(Data items)
......
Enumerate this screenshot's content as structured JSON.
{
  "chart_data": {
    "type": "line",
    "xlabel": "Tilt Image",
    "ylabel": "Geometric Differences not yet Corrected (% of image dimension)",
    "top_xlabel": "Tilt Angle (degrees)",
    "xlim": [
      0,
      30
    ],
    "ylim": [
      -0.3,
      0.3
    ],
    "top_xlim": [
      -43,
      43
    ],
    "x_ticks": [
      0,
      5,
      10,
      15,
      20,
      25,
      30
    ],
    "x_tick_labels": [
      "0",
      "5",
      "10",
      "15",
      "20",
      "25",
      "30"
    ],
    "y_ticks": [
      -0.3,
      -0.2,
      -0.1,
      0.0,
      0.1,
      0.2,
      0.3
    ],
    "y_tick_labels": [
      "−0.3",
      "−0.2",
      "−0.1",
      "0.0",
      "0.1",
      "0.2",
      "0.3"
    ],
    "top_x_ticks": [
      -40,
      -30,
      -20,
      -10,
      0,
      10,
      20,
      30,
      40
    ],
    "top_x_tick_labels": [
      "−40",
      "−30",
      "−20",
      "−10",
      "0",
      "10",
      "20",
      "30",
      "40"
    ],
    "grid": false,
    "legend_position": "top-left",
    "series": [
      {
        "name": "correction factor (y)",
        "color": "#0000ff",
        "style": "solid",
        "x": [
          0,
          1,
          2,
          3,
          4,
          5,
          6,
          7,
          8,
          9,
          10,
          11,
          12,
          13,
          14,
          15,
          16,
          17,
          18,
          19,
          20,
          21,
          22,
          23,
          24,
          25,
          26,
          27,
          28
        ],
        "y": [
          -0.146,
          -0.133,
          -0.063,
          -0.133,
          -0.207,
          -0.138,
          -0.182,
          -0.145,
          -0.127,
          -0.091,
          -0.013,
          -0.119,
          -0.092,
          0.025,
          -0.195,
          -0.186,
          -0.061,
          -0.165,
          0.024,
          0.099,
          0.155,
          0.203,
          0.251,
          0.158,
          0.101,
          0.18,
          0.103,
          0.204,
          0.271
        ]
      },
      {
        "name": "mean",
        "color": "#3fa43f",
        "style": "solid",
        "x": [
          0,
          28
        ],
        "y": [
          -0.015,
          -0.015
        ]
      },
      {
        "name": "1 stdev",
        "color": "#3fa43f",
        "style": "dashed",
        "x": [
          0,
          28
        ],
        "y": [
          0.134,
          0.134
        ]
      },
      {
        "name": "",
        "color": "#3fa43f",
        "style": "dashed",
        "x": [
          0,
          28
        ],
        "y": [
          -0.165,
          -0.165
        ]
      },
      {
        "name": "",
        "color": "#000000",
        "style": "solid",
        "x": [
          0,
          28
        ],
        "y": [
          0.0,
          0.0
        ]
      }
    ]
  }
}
......
* [WHAT YOU WILL DO]:
From the listing above, collect each line in which the string "Tilt" appears.

* [FINAL RESULT]:
    "xlabel": "Tilt Image",
    "top_xlabel": "Tilt Angle (degrees)",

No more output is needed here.